• Set task
Pick out the lines below that contain the string "xiāng" and copy them all.

[Data records]
■ ■ ■ ■

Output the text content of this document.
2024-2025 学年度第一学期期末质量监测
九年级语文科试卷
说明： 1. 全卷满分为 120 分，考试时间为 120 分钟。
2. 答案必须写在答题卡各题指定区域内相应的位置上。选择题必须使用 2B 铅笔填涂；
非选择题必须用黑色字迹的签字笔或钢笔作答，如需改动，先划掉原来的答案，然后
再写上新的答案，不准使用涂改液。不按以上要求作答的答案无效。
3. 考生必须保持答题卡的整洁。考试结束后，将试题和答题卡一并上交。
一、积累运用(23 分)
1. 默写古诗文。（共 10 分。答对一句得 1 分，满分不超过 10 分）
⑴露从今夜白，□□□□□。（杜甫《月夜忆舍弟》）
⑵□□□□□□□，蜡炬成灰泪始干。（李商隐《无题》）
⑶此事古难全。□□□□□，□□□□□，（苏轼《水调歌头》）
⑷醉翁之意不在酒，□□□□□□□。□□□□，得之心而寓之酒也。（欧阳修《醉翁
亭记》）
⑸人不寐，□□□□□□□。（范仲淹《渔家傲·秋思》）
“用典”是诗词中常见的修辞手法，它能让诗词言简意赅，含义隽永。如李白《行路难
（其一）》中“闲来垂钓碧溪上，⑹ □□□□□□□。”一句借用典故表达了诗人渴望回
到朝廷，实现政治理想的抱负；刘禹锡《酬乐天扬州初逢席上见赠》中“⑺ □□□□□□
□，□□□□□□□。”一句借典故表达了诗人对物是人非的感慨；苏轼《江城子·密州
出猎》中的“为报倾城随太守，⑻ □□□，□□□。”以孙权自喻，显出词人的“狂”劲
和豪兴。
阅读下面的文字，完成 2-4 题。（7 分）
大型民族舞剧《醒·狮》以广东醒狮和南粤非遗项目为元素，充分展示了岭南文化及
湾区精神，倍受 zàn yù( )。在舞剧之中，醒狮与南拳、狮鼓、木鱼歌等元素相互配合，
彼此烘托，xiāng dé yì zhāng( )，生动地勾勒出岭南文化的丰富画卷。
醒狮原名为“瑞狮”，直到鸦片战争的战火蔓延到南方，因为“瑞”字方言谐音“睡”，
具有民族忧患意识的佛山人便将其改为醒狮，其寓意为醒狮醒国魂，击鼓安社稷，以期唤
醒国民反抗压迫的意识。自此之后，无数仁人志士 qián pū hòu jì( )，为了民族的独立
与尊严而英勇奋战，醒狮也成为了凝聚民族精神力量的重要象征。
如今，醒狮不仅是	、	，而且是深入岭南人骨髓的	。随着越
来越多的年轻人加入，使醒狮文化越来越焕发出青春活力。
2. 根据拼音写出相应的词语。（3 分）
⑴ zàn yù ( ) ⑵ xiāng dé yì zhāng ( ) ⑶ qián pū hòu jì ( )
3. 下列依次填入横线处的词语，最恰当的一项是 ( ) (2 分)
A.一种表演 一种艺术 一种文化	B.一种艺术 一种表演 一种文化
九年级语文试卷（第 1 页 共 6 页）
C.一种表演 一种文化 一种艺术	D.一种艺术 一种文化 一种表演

■ ■ ■ ■

• Response to this task
彼此烘托，xiāng dé yì zhāng( )，生动地勾勒出岭南文化的丰富画卷。
⑴ zàn yù ( ) ⑵ xiāng dé yì zhāng ( ) ⑶ qián pū hòu jì ( )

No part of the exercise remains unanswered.